▶ [TEXT EXTRACT]
**********
US v. Johnson, 98-3111

Decision Date14 November 2000
Docket NumberNo. 98-3111,98-3111
Citation231 F.3d 43,343 U.S.App. D.C. 409
Parties(D.C. Cir. 2000) UNITED STATES OF AMERICA, APPELLEE v. SPENCER L. JOHNSON, APPELLANT
CourtU.S. Court of Appeals — District of Columbia Circuit

[Copyrighted Material Omitted] Appeal from the United States District Court for the District of Columbia. (No. 98cr00062-01).

Lisa B. Wright, Assistant Federal Public Defender, argued the cause for appellant. With her on the briefs was A. J. Kramer, Federal Public Defender.

Valinda Jones, Assistant United States Attorney, argued the cause for appellee. With her on the brief were Wilma A. Lewis, United States Attorney, John R. Fisher and Darrell C. Valdez, Assistant United States Attorneys.

Before: EDWARDS, Chief Judge, GINSBURG and TATEL, Circuit Judges.

Opinion for the Court filed by Chief Judge EDWARDS.

EDWARDS, Chief Judge:

A jury convicted Spencer L. Johnson of possession with intent to distribute over 50 grams of cocaine base, in violation of 21 U.S.C. 841(a)(1) & (b)(1)(A)(iii) (1994), and simple possession of marijuana, in violation of 21 U.S.C. 844(a) (1994). Judge Harold H. Greene sentenced Johnson to 121 months in prison and five years of supervised release on count one, and concurrent terms of 12 months in prison and one year of supervised release on count two.
**********
▶ [MATERIAL]
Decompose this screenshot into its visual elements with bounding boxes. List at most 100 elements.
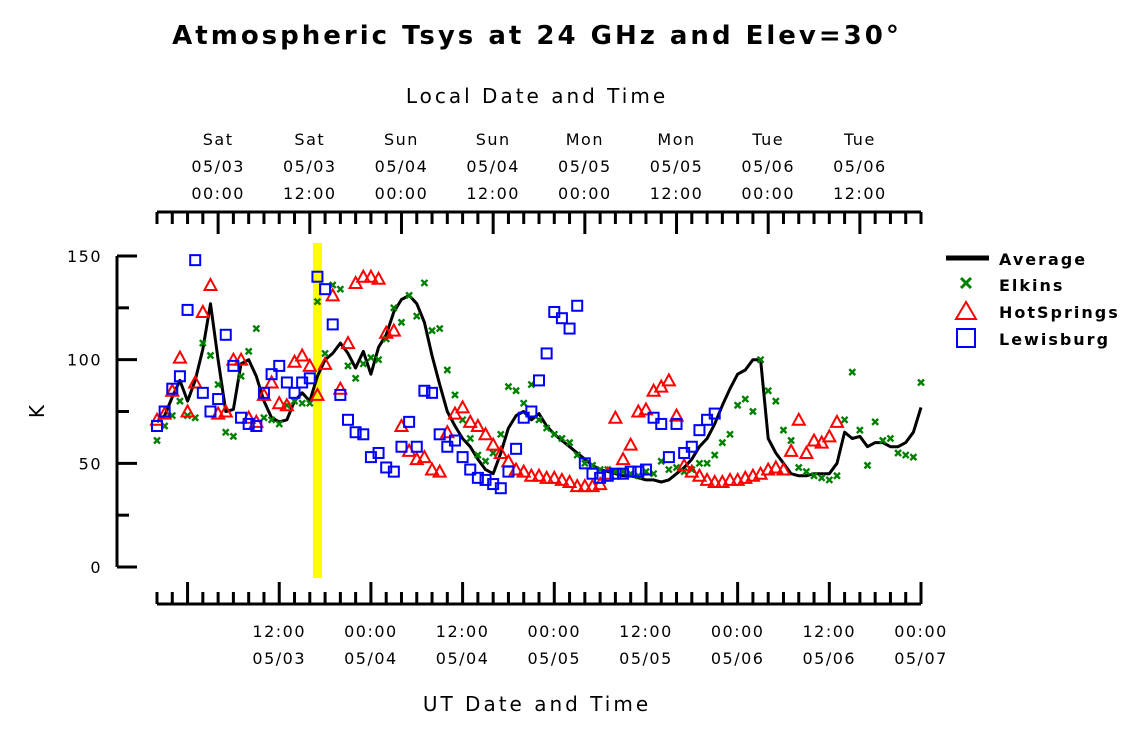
**********
▶ [TASK TO COMPLETE] Translate this sentence from the court opinion into Spanish: "Lisa B. Wright, Assistant Federal Public Defender, argued the cause for appellant."

▶ [OUTPUT] Lisa B. Wright, defensora pública federal adjunta, expuso los argumentos en nombre del apelante.